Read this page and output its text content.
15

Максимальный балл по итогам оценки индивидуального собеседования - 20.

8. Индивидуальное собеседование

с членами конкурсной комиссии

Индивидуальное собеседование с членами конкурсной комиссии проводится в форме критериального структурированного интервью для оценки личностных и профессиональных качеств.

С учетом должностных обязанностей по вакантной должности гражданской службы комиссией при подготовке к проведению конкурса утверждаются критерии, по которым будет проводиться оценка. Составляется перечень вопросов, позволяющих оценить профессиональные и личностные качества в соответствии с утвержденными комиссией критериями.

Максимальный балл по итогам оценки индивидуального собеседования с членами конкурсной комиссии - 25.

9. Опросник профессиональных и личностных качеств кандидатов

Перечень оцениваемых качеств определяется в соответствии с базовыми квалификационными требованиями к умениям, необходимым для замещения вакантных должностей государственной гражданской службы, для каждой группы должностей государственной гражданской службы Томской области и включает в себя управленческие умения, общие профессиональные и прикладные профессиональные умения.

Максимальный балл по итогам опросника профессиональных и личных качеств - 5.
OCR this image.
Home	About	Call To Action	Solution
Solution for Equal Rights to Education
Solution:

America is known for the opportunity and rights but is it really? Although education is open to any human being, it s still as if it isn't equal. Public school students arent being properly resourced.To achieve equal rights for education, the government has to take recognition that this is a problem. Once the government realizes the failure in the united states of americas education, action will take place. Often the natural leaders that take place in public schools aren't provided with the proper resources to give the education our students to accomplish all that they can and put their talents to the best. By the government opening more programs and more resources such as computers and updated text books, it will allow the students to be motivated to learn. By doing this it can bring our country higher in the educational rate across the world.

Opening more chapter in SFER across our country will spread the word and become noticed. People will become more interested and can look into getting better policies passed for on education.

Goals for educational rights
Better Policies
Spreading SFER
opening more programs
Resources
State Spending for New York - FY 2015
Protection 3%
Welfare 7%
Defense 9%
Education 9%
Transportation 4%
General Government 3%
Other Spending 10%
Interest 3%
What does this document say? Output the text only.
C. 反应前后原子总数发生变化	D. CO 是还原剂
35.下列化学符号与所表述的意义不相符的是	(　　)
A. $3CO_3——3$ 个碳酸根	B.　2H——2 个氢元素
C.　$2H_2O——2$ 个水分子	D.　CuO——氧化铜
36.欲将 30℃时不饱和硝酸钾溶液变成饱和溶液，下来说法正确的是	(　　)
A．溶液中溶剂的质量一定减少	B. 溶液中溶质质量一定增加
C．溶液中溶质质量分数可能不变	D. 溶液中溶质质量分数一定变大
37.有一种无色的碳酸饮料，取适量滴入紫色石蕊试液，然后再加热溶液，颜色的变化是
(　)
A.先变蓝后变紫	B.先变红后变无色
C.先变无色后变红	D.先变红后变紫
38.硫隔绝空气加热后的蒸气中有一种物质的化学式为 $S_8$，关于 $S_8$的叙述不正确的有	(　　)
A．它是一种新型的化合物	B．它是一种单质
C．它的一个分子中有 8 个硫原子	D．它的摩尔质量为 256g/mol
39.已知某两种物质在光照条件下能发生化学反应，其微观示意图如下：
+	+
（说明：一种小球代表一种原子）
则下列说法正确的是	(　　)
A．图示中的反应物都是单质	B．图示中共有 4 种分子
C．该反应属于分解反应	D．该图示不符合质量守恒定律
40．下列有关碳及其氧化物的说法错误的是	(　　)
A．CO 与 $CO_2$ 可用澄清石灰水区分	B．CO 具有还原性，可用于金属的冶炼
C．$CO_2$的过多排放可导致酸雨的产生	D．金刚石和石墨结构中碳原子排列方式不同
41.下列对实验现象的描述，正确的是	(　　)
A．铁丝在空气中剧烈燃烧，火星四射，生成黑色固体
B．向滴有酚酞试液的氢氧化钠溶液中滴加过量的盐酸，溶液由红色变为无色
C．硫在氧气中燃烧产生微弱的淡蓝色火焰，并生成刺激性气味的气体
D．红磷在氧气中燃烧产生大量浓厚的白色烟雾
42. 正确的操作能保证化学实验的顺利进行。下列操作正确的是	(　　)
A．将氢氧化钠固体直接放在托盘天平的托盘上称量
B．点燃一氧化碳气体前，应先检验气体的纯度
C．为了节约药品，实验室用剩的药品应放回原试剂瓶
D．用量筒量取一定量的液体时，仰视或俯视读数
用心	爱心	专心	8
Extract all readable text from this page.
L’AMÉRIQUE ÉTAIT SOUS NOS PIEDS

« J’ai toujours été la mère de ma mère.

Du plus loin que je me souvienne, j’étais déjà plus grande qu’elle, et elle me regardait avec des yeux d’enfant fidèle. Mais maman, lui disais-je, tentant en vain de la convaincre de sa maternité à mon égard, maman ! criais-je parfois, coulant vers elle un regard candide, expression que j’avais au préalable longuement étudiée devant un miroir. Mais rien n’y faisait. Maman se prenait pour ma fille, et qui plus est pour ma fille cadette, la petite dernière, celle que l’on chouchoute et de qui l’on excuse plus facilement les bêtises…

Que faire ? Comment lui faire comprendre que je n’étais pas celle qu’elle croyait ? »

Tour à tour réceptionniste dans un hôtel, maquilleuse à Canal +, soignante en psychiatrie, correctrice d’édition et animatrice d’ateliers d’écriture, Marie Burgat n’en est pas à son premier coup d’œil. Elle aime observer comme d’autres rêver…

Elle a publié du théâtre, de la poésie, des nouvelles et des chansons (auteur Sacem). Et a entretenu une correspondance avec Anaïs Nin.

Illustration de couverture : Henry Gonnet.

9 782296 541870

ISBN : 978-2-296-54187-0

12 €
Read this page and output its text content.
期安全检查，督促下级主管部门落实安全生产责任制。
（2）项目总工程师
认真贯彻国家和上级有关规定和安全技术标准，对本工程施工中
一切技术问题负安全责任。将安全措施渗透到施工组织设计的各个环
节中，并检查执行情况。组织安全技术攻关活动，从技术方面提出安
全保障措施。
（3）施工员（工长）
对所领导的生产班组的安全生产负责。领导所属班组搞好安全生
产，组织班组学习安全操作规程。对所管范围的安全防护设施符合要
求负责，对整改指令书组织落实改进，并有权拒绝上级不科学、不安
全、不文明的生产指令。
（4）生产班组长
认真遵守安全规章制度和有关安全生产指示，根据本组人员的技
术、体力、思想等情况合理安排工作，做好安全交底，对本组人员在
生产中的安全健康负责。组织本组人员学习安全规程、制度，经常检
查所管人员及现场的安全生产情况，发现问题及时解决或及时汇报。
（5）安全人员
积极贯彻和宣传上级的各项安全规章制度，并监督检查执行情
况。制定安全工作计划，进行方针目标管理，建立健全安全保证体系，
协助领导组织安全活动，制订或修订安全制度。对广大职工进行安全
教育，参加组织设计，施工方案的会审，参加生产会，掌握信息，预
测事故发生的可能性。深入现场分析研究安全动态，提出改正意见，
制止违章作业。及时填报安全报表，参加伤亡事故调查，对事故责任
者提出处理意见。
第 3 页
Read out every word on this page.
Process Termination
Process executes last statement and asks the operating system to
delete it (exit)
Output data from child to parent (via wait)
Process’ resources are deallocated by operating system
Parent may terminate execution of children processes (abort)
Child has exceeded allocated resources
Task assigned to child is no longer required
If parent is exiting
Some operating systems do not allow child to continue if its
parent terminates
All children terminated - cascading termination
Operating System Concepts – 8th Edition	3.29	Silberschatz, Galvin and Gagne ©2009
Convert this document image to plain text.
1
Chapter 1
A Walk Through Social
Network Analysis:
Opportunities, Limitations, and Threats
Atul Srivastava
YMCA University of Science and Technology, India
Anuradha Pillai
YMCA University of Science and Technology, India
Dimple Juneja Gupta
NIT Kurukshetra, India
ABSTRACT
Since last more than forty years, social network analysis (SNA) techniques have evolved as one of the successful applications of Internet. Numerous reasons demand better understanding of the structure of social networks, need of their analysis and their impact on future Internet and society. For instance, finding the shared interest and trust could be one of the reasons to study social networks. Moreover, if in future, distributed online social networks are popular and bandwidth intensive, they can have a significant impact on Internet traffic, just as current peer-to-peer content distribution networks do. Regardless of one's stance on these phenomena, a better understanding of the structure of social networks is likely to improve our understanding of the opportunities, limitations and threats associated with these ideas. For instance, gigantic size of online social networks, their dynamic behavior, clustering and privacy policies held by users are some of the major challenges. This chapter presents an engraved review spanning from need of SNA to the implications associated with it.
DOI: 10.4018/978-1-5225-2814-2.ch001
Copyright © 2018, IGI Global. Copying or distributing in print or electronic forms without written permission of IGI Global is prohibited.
**********
- _WRITTEN PROBLEM_: Copy out each line of the records where the string "гражданской" appears.

- _RIGHT ANSWER_:
С учетом должностных обязанностей по вакантной должности гражданской службы комиссией при подготовке к проведению конкурса утверждаются критерии, по которым будет проводиться оценка. Составляется перечень вопросов, позволяющих оценить профессиональные и личностные качества в соответствии с утвержденными комиссией критериями.
Перечень оцениваемых качеств определяется в соответствии с базовыми квалификационными требованиями к умениям, необходимым для замещения вакантных должностей государственной гражданской службы, для каждой группы должностей государственной гражданской службы Томской области и включает в себя управленческие умения, общие профессиональные и прикладные профессиональные умения.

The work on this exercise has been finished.